[BEGIN]
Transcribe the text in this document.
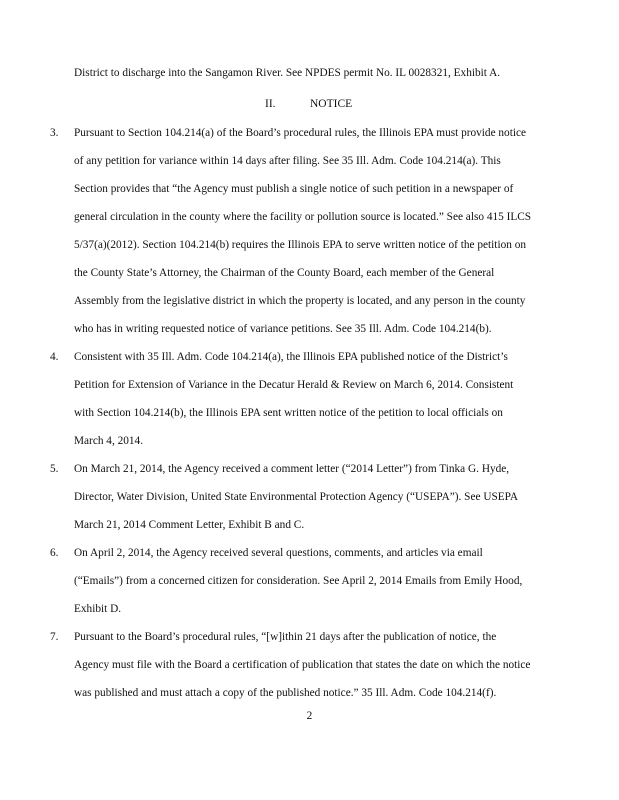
District to discharge into the Sangamon River. See NPDES permit No. IL 0028321, Exhibit A.
II.	NOTICE
3. Pursuant to Section 104.214(a) of the Board’s procedural rules, the Illinois EPA must provide notice
of any petition for variance within 14 days after filing. See 35 Ill. Adm. Code 104.214(a). This
Section provides that “the Agency must publish a single notice of such petition in a newspaper of
general circulation in the county where the facility or pollution source is located.” See also 415 ILCS
5/37(a)(2012). Section 104.214(b) requires the Illinois EPA to serve written notice of the petition on
the County State’s Attorney, the Chairman of the County Board, each member of the General
Assembly from the legislative district in which the property is located, and any person in the county
who has in writing requested notice of variance petitions. See 35 Ill. Adm. Code 104.214(b).
4. Consistent with 35 Ill. Adm. Code 104.214(a), the Illinois EPA published notice of the District’s
Petition for Extension of Variance in the Decatur Herald & Review on March 6, 2014. Consistent
with Section 104.214(b), the Illinois EPA sent written notice of the petition to local officials on
March 4, 2014.
5. On March 21, 2014, the Agency received a comment letter (“2014 Letter”) from Tinka G. Hyde,
Director, Water Division, United State Environmental Protection Agency (“USEPA”). See USEPA
March 21, 2014 Comment Letter, Exhibit B and C.
6. On April 2, 2014, the Agency received several questions, comments, and articles via email
(“Emails”) from a concerned citizen for consideration. See April 2, 2014 Emails from Emily Hood,
Exhibit D.
7. Pursuant to the Board’s procedural rules, “[w]ithin 21 days after the publication of notice, the
Agency must file with the Board a certification of publication that states the date on which the notice
was published and must attach a copy of the published notice.” 35 Ill. Adm. Code 104.214(f).
2
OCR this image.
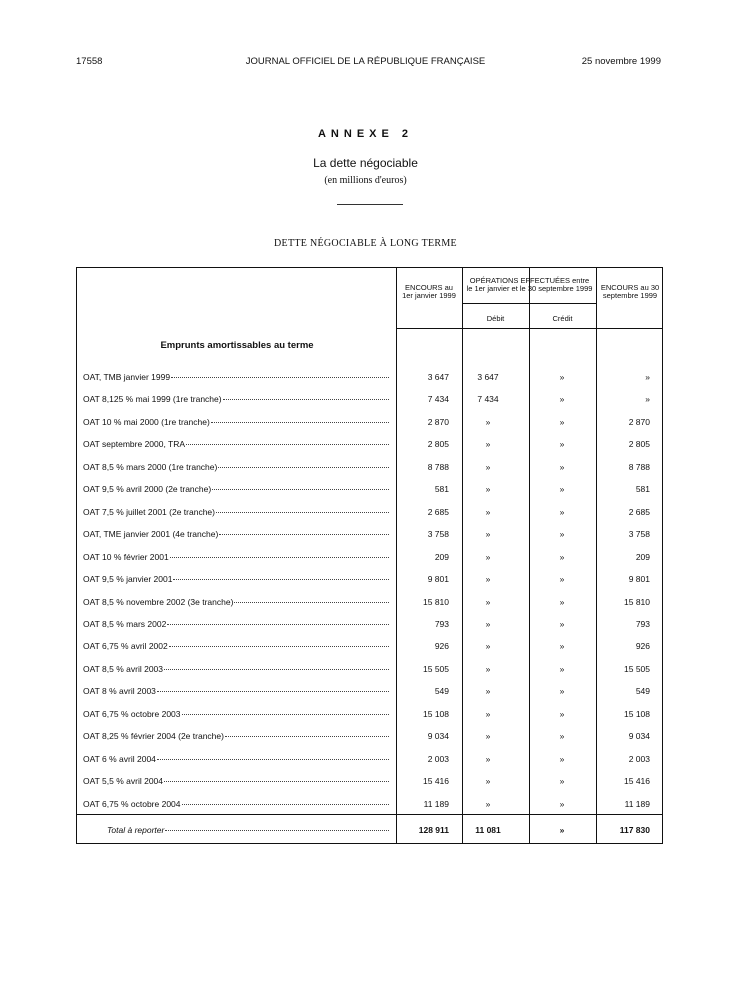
17558	JOURNAL OFFICIEL DE LA RÉPUBLIQUE FRANÇAISE	25 novembre 1999
ANNEXE 2
La dette négociable
(en millions d'euros)
DETTE NÉGOCIABLE À LONG TERME
ENCOURS au 1er janvier 1999
OPÉRATIONS EFFECTUÉES entre le 1er janvier et le 30 septembre 1999
Débit	Crédit
ENCOURS au 30 septembre 1999
Emprunts amortissables au terme
OAT, TMB janvier 1999	3 647	3 647	»	»
OAT 8,125 % mai 1999 (1re tranche)	7 434	7 434	»	»
OAT 10 % mai 2000 (1re tranche)	2 870	»	»	2 870
OAT septembre 2000, TRA	2 805	»	»	2 805
OAT 8,5 % mars 2000 (1re tranche)	8 788	»	»	8 788
OAT 9,5 % avril 2000 (2e tranche)	581	»	»	581
OAT 7,5 % juillet 2001 (2e tranche)	2 685	»	»	2 685
OAT, TME janvier 2001 (4e tranche)	3 758	»	»	3 758
OAT 10 % février 2001	209	»	»	209
OAT 9,5 % janvier 2001	9 801	»	»	9 801
OAT 8,5 % novembre 2002 (3e tranche)	15 810	»	»	15 810
OAT 8,5 % mars 2002	793	»	»	793
OAT 6,75 % avril 2002	926	»	»	926
OAT 8,5 % avril 2003	15 505	»	»	15 505
OAT 8 % avril 2003	549	»	»	549
OAT 6,75 % octobre 2003	15 108	»	»	15 108
OAT 8,25 % février 2004 (2e tranche)	9 034	»	»	9 034
OAT 6 % avril 2004	2 003	»	»	2 003
OAT 5,5 % avril 2004	15 416	»	»	15 416
OAT 6,75 % octobre 2004	11 189	»	»	11 189
Total à reporter	128 911	11 081	»	117 830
[END]
> [TASK OBJECTIVE]
Repeat all the data as it stands, dropping any images it holds.

> [PROBLEM SOLUTION]
Transcribe the text in this document.
District to discharge into the Sangamon River. See NPDES permit No. IL 0028321, Exhibit A.
II.	NOTICE
3. Pursuant to Section 104.214(a) of the Board’s procedural rules, the Illinois EPA must provide notice
of any petition for variance within 14 days after filing. See 35 Ill. Adm. Code 104.214(a). This
Section provides that “the Agency must publish a single notice of such petition in a newspaper of
general circulation in the county where the facility or pollution source is located.” See also 415 ILCS
5/37(a)(2012). Section 104.214(b) requires the Illinois EPA to serve written notice of the petition on
the County State’s Attorney, the Chairman of the County Board, each member of the General
Assembly from the legislative district in which the property is located, and any person in the county
who has in writing requested notice of variance petitions. See 35 Ill. Adm. Code 104.214(b).
4. Consistent with 35 Ill. Adm. Code 104.214(a), the Illinois EPA published notice of the District’s
Petition for Extension of Variance in the Decatur Herald & Review on March 6, 2014. Consistent
with Section 104.214(b), the Illinois EPA sent written notice of the petition to local officials on
March 4, 2014.
5. On March 21, 2014, the Agency received a comment letter (“2014 Letter”) from Tinka G. Hyde,
Director, Water Division, United State Environmental Protection Agency (“USEPA”). See USEPA
March 21, 2014 Comment Letter, Exhibit B and C.
6. On April 2, 2014, the Agency received several questions, comments, and articles via email
(“Emails”) from a concerned citizen for consideration. See April 2, 2014 Emails from Emily Hood,
Exhibit D.
7. Pursuant to the Board’s procedural rules, “[w]ithin 21 days after the publication of notice, the
Agency must file with the Board a certification of publication that states the date on which the notice
was published and must attach a copy of the published notice.” 35 Ill. Adm. Code 104.214(f).
2
OCR this image.
17558	JOURNAL OFFICIEL DE LA RÉPUBLIQUE FRANÇAISE	25 novembre 1999
ANNEXE 2
La dette négociable
(en millions d'euros)
DETTE NÉGOCIABLE À LONG TERME
ENCOURS au 1er janvier 1999
OPÉRATIONS EFFECTUÉES entre le 1er janvier et le 30 septembre 1999
Débit	Crédit
ENCOURS au 30 septembre 1999
Emprunts amortissables au terme
OAT, TMB janvier 1999	3 647	3 647	»	»
OAT 8,125 % mai 1999 (1re tranche)	7 434	7 434	»	»
OAT 10 % mai 2000 (1re tranche)	2 870	»	»	2 870
OAT septembre 2000, TRA	2 805	»	»	2 805
OAT 8,5 % mars 2000 (1re tranche)	8 788	»	»	8 788
OAT 9,5 % avril 2000 (2e tranche)	581	»	»	581
OAT 7,5 % juillet 2001 (2e tranche)	2 685	»	»	2 685
OAT, TME janvier 2001 (4e tranche)	3 758	»	»	3 758
OAT 10 % février 2001	209	»	»	209
OAT 9,5 % janvier 2001	9 801	»	»	9 801
OAT 8,5 % novembre 2002 (3e tranche)	15 810	»	»	15 810
OAT 8,5 % mars 2002	793	»	»	793
OAT 6,75 % avril 2002	926	»	»	926
OAT 8,5 % avril 2003	15 505	»	»	15 505
OAT 8 % avril 2003	549	»	»	549
OAT 6,75 % octobre 2003	15 108	»	»	15 108
OAT 8,25 % février 2004 (2e tranche)	9 034	»	»	9 034
OAT 6 % avril 2004	2 003	»	»	2 003
OAT 5,5 % avril 2004	15 416	»	»	15 416
OAT 6,75 % octobre 2004	11 189	»	»	11 189
Total à reporter	128 911	11 081	»	117 830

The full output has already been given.